### Stated problem
Rewrite the listing below so that every "legend-swatch" becomes "legend-marker", with nothing else changed. Leave out the pictures.

-- start --

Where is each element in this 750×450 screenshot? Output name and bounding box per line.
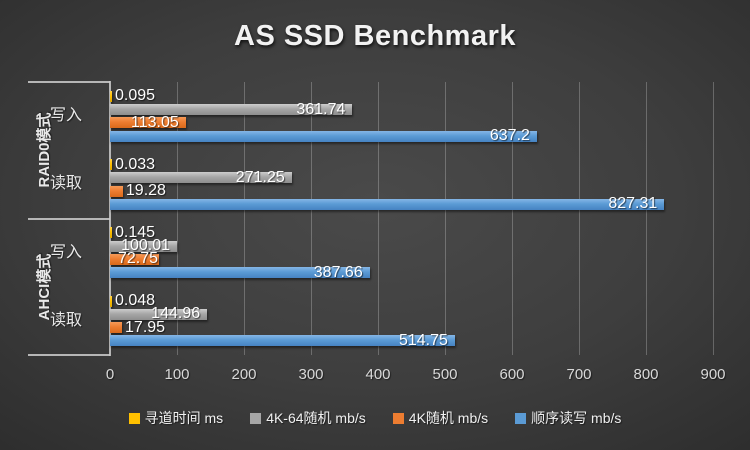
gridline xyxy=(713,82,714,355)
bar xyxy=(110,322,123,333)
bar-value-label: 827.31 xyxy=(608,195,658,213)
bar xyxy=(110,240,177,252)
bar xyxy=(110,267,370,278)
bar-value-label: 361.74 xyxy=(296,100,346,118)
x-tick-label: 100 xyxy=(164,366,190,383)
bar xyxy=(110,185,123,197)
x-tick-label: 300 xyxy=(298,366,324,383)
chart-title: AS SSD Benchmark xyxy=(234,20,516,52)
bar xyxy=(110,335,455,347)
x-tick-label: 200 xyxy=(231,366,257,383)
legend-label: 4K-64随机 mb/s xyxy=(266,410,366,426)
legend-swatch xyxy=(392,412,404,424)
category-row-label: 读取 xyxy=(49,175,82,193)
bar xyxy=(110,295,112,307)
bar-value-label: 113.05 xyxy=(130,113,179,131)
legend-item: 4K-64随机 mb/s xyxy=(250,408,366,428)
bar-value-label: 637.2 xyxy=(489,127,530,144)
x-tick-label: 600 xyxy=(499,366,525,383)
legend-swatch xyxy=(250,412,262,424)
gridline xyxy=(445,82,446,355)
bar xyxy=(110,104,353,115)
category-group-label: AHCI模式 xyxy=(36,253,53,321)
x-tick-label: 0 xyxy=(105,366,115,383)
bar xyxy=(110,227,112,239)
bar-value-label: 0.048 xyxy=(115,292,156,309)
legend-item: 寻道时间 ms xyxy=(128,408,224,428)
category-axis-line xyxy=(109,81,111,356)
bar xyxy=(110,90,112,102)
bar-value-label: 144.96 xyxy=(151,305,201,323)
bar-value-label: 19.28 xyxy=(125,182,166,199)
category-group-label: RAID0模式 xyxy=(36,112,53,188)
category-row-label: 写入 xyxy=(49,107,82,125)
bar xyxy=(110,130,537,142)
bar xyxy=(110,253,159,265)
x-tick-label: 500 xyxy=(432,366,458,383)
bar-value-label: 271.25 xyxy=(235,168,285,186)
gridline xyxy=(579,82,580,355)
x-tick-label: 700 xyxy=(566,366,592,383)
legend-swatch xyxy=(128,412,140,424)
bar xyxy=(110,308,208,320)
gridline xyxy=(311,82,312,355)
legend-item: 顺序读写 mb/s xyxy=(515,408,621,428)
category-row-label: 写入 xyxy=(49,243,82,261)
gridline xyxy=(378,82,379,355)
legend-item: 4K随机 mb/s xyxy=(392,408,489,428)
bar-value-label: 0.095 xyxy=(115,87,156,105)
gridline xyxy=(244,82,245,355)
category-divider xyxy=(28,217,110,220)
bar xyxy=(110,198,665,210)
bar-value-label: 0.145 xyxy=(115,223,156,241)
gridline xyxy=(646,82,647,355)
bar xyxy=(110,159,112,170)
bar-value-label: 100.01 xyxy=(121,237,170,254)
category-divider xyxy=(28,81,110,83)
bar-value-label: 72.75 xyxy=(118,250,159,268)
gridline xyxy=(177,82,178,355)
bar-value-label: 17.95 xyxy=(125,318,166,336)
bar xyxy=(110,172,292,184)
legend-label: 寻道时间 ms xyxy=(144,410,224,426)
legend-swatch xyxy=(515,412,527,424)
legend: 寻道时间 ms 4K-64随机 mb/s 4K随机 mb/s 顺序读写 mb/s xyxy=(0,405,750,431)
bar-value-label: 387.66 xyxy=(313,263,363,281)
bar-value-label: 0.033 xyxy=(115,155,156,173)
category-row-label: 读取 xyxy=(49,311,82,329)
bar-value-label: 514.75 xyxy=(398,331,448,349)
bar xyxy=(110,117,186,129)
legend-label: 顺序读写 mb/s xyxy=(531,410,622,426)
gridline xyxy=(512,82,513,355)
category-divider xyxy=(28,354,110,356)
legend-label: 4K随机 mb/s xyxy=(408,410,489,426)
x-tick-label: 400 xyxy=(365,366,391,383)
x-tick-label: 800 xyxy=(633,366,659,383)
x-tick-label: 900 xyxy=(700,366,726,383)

-- end --

### Task output
Where is each element in this 750×450 screenshot? Output name and bounding box per line.
gridline xyxy=(713,82,714,355)
bar xyxy=(110,322,123,333)
bar-value-label: 827.31 xyxy=(608,195,658,213)
bar xyxy=(110,240,177,252)
bar xyxy=(110,267,370,278)
bar-value-label: 361.74 xyxy=(296,100,346,118)
x-tick-label: 100 xyxy=(164,366,190,383)
bar xyxy=(110,185,123,197)
x-tick-label: 300 xyxy=(298,366,324,383)
chart-title: AS SSD Benchmark xyxy=(234,20,516,52)
bar xyxy=(110,335,455,347)
x-tick-label: 200 xyxy=(231,366,257,383)
legend-label: 4K-64随机 mb/s xyxy=(266,410,366,426)
legend-marker xyxy=(392,412,404,424)
category-row-label: 读取 xyxy=(49,175,82,193)
bar xyxy=(110,295,112,307)
bar-value-label: 113.05 xyxy=(130,113,179,131)
legend-item: 4K-64随机 mb/s xyxy=(250,408,366,428)
bar-value-label: 637.2 xyxy=(489,127,530,144)
x-tick-label: 600 xyxy=(499,366,525,383)
legend-marker xyxy=(250,412,262,424)
gridline xyxy=(445,82,446,355)
bar xyxy=(110,104,353,115)
category-group-label: AHCI模式 xyxy=(36,253,53,321)
x-tick-label: 0 xyxy=(105,366,115,383)
bar xyxy=(110,227,112,239)
bar-value-label: 0.048 xyxy=(115,292,156,309)
legend-item: 寻道时间 ms xyxy=(128,408,224,428)
category-axis-line xyxy=(109,81,111,356)
bar xyxy=(110,90,112,102)
bar-value-label: 144.96 xyxy=(151,305,201,323)
bar-value-label: 19.28 xyxy=(125,182,166,199)
category-group-label: RAID0模式 xyxy=(36,112,53,188)
category-row-label: 写入 xyxy=(49,107,82,125)
bar xyxy=(110,130,537,142)
bar xyxy=(110,253,159,265)
x-tick-label: 500 xyxy=(432,366,458,383)
bar-value-label: 271.25 xyxy=(235,168,285,186)
gridline xyxy=(579,82,580,355)
x-tick-label: 700 xyxy=(566,366,592,383)
legend-marker xyxy=(128,412,140,424)
bar xyxy=(110,308,208,320)
gridline xyxy=(311,82,312,355)
legend-item: 顺序读写 mb/s xyxy=(515,408,621,428)
category-row-label: 写入 xyxy=(49,243,82,261)
gridline xyxy=(378,82,379,355)
legend-item: 4K随机 mb/s xyxy=(392,408,489,428)
bar-value-label: 0.095 xyxy=(115,87,156,105)
gridline xyxy=(244,82,245,355)
category-divider xyxy=(28,217,110,220)
bar xyxy=(110,198,665,210)
bar-value-label: 0.145 xyxy=(115,223,156,241)
gridline xyxy=(646,82,647,355)
bar xyxy=(110,159,112,170)
bar-value-label: 100.01 xyxy=(121,237,170,254)
category-divider xyxy=(28,81,110,83)
bar-value-label: 72.75 xyxy=(118,250,159,268)
gridline xyxy=(177,82,178,355)
bar-value-label: 17.95 xyxy=(125,318,166,336)
bar xyxy=(110,172,292,184)
legend-label: 寻道时间 ms xyxy=(144,410,224,426)
legend-marker xyxy=(515,412,527,424)
legend: 寻道时间 ms 4K-64随机 mb/s 4K随机 mb/s 顺序读写 mb/s xyxy=(0,405,750,431)
bar-value-label: 387.66 xyxy=(313,263,363,281)
bar-value-label: 0.033 xyxy=(115,155,156,173)
category-row-label: 读取 xyxy=(49,311,82,329)
bar-value-label: 514.75 xyxy=(398,331,448,349)
bar xyxy=(110,117,186,129)
legend-label: 顺序读写 mb/s xyxy=(531,410,622,426)
gridline xyxy=(512,82,513,355)
category-divider xyxy=(28,354,110,356)
legend-label: 4K随机 mb/s xyxy=(408,410,489,426)
x-tick-label: 400 xyxy=(365,366,391,383)
x-tick-label: 800 xyxy=(633,366,659,383)
x-tick-label: 900 xyxy=(700,366,726,383)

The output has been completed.